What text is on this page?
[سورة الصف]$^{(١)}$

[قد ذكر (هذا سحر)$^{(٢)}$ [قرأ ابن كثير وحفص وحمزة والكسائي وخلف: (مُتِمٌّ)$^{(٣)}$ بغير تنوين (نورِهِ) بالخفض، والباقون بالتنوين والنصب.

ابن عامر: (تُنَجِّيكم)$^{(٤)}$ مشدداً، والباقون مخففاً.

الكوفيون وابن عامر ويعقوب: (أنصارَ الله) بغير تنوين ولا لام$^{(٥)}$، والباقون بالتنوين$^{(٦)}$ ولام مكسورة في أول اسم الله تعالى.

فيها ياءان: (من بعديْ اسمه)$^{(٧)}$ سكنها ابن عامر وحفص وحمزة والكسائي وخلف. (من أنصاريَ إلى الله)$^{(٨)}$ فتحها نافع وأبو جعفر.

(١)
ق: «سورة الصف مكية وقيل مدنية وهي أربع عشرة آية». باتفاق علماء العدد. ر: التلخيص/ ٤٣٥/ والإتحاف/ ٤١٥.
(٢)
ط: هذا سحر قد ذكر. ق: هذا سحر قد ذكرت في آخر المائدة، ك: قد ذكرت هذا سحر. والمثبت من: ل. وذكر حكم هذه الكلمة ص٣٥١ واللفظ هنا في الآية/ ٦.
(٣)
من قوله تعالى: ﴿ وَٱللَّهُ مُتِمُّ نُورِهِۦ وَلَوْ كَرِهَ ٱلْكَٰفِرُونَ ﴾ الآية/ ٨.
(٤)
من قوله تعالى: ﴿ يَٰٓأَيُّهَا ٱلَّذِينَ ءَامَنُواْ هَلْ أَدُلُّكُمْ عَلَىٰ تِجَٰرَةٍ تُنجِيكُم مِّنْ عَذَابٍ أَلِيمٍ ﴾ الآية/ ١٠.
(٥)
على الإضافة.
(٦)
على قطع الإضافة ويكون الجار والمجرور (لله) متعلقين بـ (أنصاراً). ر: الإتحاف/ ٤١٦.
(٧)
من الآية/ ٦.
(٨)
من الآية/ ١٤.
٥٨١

To do:
Using the material above, gather every line that includes "الآية".

Written response:
ط: هذا سحر قد ذكر. ق: هذا سحر قد ذكرت في آخر المائدة، ك: قد ذكرت هذا سحر. والمثبت من: ل. وذكر حكم هذه الكلمة ص٣٥١ واللفظ هنا في الآية/ ٦.
من قوله تعالى: ﴿ وَٱللَّهُ مُتِمُّ نُورِهِۦ وَلَوْ كَرِهَ ٱلْكَٰفِرُونَ ﴾ الآية/ ٨.
من قوله تعالى: ﴿ يَٰٓأَيُّهَا ٱلَّذِينَ ءَامَنُواْ هَلْ أَدُلُّكُمْ عَلَىٰ تِجَٰرَةٍ تُنجِيكُم مِّنْ عَذَابٍ أَلِيمٍ ﴾ الآية/ ١٠.
من الآية/ ٦.
من الآية/ ١٤.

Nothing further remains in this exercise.